• [Stated exercise 1]:
Answer these questions from the vanlife guide:
(a) How many main options does it say there are for living or traveling through Europe in a van or camper?
(b) What price range can you expect to pay at a paid campground?
(c) Which three things does a paid campground give you access to?
• [Stated exercise 2]: Print the passage of the vanlife guide that begins at the words "The Ultimate Vanlife" and ends after "parking differs widely.", copying it without any changes.

• [Supplied text]:
>> START
The Ultimate Vanlife Guide Europe: Where and How to Camp

Vanlife in Europe

While Europe is way smaller than for example the US or Australia, it consists of many different countries instead of one big one. While many belong to the EU and that brings some consistency to the rules that apply, this mostly doesn’t cover anything related to permission for camping, overnight parking or camp grounds in general. There are five main options to choose if you’re living or traveling through Europe in a van or camper, and while the first one is the same for the whole continent, everything regarding wild camping and overnight parking differs widely. 

The classic, traditional way is to go to a paid campground and stay with dozens of others in a specially marked area. Prices differ, but you can expect to pay between 15 to 50 Euros depending on the country, the size of your vehicle and the amount of people you got with you. The plus side here is that you got access to electricity, bathrooms and WiFi, which is one of the reasons that digital nomads opt for this option from time to time. Most people that go on campgrounds either drive a big motorhome or got a caravan, you won’t see that many vans around and very often its the way people, especially from northern Europe like Germany, the Netherlands, Switzerland, Austria, the UK etc. spend their entire holidays so that’s why the atmosphere is often very family holiday orientated and has little to do with that free life most of us who travel in a van are looking for. Many are also booked way in advance and are more of a destination itself than just a stop on the road, including waterparks, restaurants and some even have their own lake.
>> END
• [Given information]:
>> START
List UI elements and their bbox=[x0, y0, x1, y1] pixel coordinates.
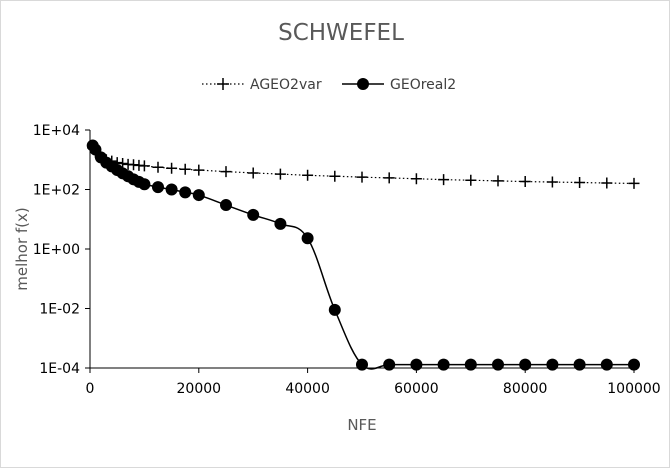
>> END
• [Finished answer 1]:
(a) Five.
(b) Between 15 and 50 Euros.
(c) Electricity, bathrooms, and WiFi.

• [Finished answer 2]:
The Ultimate Vanlife Guide Europe: Where and How to Camp

Vanlife in Europe

While Europe is way smaller than for example the US or Australia, it consists of many different countries instead of one big one. While many belong to the EU and that brings some consistency to the rules that apply, this mostly doesn’t cover anything related to permission for camping, overnight parking or camp grounds in general. There are five main options to choose if you’re living or traveling through Europe in a van or camper, and while the first one is the same for the whole continent, everything regarding wild camping and overnight parking differs widely.